Data records
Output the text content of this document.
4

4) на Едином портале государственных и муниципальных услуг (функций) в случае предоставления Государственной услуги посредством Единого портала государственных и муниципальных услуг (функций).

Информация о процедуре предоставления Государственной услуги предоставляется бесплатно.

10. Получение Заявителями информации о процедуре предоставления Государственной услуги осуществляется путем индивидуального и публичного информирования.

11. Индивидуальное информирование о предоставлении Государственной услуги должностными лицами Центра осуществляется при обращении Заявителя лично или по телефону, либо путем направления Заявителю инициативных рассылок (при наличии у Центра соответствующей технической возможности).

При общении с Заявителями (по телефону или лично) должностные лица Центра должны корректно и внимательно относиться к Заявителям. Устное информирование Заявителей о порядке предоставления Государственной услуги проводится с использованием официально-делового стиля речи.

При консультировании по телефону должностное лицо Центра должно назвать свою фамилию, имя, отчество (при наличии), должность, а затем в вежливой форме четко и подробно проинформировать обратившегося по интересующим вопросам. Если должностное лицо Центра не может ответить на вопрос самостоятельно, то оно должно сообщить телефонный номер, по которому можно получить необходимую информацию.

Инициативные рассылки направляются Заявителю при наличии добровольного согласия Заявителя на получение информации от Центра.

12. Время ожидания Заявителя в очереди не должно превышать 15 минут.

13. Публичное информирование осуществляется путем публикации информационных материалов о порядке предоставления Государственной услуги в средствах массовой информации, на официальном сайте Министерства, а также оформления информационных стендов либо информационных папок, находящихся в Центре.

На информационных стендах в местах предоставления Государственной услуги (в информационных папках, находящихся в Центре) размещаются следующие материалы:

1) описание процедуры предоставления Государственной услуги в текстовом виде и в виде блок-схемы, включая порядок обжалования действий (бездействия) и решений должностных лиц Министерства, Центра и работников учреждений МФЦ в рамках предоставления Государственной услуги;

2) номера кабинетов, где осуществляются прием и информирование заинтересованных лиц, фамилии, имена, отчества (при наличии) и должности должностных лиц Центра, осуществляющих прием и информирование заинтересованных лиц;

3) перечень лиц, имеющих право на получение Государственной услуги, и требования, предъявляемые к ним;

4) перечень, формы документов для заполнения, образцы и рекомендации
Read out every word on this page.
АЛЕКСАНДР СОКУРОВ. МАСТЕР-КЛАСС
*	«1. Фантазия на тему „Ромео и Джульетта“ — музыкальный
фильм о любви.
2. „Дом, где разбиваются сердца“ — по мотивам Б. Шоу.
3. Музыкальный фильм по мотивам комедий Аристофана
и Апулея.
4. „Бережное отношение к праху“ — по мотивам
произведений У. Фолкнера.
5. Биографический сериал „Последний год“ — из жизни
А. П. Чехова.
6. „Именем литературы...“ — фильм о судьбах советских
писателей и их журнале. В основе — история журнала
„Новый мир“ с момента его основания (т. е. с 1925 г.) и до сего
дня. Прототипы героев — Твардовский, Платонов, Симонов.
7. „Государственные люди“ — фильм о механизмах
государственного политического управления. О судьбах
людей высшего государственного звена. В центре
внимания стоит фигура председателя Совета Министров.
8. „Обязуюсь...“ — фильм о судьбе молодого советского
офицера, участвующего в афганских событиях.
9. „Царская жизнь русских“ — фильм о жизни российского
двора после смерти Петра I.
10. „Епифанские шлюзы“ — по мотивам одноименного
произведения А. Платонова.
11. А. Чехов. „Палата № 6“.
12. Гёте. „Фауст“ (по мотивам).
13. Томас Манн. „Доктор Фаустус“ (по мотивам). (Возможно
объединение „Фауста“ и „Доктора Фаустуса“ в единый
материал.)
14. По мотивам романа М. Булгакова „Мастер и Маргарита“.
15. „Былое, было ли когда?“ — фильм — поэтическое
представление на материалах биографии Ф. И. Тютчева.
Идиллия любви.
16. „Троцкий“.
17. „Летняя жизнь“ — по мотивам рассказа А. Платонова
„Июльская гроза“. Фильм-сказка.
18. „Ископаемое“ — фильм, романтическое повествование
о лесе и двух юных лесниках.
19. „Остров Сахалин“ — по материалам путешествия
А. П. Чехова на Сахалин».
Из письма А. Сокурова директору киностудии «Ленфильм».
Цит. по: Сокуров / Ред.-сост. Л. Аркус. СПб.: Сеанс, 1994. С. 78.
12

• **Task prompt**
All entries shown above should be printed again exactly.

• **Solved exercise**
Output the text content of this document.
4

4) на Едином портале государственных и муниципальных услуг (функций) в случае предоставления Государственной услуги посредством Единого портала государственных и муниципальных услуг (функций).

Информация о процедуре предоставления Государственной услуги предоставляется бесплатно.

10. Получение Заявителями информации о процедуре предоставления Государственной услуги осуществляется путем индивидуального и публичного информирования.

11. Индивидуальное информирование о предоставлении Государственной услуги должностными лицами Центра осуществляется при обращении Заявителя лично или по телефону, либо путем направления Заявителю инициативных рассылок (при наличии у Центра соответствующей технической возможности).

При общении с Заявителями (по телефону или лично) должностные лица Центра должны корректно и внимательно относиться к Заявителям. Устное информирование Заявителей о порядке предоставления Государственной услуги проводится с использованием официально-делового стиля речи.

При консультировании по телефону должностное лицо Центра должно назвать свою фамилию, имя, отчество (при наличии), должность, а затем в вежливой форме четко и подробно проинформировать обратившегося по интересующим вопросам. Если должностное лицо Центра не может ответить на вопрос самостоятельно, то оно должно сообщить телефонный номер, по которому можно получить необходимую информацию.

Инициативные рассылки направляются Заявителю при наличии добровольного согласия Заявителя на получение информации от Центра.

12. Время ожидания Заявителя в очереди не должно превышать 15 минут.

13. Публичное информирование осуществляется путем публикации информационных материалов о порядке предоставления Государственной услуги в средствах массовой информации, на официальном сайте Министерства, а также оформления информационных стендов либо информационных папок, находящихся в Центре.

На информационных стендах в местах предоставления Государственной услуги (в информационных папках, находящихся в Центре) размещаются следующие материалы:

1) описание процедуры предоставления Государственной услуги в текстовом виде и в виде блок-схемы, включая порядок обжалования действий (бездействия) и решений должностных лиц Министерства, Центра и работников учреждений МФЦ в рамках предоставления Государственной услуги;

2) номера кабинетов, где осуществляются прием и информирование заинтересованных лиц, фамилии, имена, отчества (при наличии) и должности должностных лиц Центра, осуществляющих прием и информирование заинтересованных лиц;

3) перечень лиц, имеющих право на получение Государственной услуги, и требования, предъявляемые к ним;

4) перечень, формы документов для заполнения, образцы и рекомендации
Read out every word on this page.
АЛЕКСАНДР СОКУРОВ. МАСТЕР-КЛАСС
*	«1. Фантазия на тему „Ромео и Джульетта“ — музыкальный
фильм о любви.
2. „Дом, где разбиваются сердца“ — по мотивам Б. Шоу.
3. Музыкальный фильм по мотивам комедий Аристофана
и Апулея.
4. „Бережное отношение к праху“ — по мотивам
произведений У. Фолкнера.
5. Биографический сериал „Последний год“ — из жизни
А. П. Чехова.
6. „Именем литературы...“ — фильм о судьбах советских
писателей и их журнале. В основе — история журнала
„Новый мир“ с момента его основания (т. е. с 1925 г.) и до сего
дня. Прототипы героев — Твардовский, Платонов, Симонов.
7. „Государственные люди“ — фильм о механизмах
государственного политического управления. О судьбах
людей высшего государственного звена. В центре
внимания стоит фигура председателя Совета Министров.
8. „Обязуюсь...“ — фильм о судьбе молодого советского
офицера, участвующего в афганских событиях.
9. „Царская жизнь русских“ — фильм о жизни российского
двора после смерти Петра I.
10. „Епифанские шлюзы“ — по мотивам одноименного
произведения А. Платонова.
11. А. Чехов. „Палата № 6“.
12. Гёте. „Фауст“ (по мотивам).
13. Томас Манн. „Доктор Фаустус“ (по мотивам). (Возможно
объединение „Фауста“ и „Доктора Фаустуса“ в единый
материал.)
14. По мотивам романа М. Булгакова „Мастер и Маргарита“.
15. „Былое, было ли когда?“ — фильм — поэтическое
представление на материалах биографии Ф. И. Тютчева.
Идиллия любви.
16. „Троцкий“.
17. „Летняя жизнь“ — по мотивам рассказа А. Платонова
„Июльская гроза“. Фильм-сказка.
18. „Ископаемое“ — фильм, романтическое повествование
о лесе и двух юных лесниках.
19. „Остров Сахалин“ — по материалам путешествия
А. П. Чехова на Сахалин».
Из письма А. Сокурова директору киностудии «Ленфильм».
Цит. по: Сокуров / Ред.-сост. Л. Аркус. СПб.: Сеанс, 1994. С. 78.
12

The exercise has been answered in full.